Problem to solve: State how many lines of the listing below include the word "Download". Give only the number.

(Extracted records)
>>>>>
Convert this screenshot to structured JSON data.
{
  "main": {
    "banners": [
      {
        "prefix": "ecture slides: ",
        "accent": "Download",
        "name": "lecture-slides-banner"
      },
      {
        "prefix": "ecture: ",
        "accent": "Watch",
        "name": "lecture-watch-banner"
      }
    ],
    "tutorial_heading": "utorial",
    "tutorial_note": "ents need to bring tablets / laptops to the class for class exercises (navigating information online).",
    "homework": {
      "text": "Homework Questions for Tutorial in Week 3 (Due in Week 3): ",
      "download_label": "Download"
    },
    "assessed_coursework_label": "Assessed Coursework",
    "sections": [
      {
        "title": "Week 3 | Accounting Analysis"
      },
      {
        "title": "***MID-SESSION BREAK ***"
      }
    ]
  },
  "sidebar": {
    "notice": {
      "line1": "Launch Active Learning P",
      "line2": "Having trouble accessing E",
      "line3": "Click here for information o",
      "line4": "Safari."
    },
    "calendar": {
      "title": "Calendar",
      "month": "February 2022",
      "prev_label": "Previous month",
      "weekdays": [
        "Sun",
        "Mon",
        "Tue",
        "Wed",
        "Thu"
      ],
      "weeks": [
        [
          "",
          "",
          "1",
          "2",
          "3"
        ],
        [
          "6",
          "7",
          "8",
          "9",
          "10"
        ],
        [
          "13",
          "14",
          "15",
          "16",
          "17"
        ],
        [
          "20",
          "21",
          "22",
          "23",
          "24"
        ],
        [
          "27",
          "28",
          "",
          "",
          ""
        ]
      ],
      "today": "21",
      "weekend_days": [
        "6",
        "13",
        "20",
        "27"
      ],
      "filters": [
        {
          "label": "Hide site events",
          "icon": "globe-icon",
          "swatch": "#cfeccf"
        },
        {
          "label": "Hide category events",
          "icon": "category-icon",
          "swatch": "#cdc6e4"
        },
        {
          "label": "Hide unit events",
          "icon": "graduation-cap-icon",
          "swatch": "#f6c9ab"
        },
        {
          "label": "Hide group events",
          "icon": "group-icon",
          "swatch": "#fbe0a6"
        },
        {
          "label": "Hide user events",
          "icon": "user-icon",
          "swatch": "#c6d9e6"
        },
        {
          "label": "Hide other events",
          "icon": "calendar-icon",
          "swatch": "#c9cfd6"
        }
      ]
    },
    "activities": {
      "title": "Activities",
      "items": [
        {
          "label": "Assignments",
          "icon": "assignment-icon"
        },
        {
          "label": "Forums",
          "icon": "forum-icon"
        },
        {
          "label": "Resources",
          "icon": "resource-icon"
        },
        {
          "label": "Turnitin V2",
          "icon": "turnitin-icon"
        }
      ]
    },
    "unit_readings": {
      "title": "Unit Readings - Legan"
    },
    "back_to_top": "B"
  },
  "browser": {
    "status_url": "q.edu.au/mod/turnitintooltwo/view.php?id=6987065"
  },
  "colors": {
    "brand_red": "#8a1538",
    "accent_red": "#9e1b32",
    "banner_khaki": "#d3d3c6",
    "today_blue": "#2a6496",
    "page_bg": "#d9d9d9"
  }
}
<<<<<
Output below: 2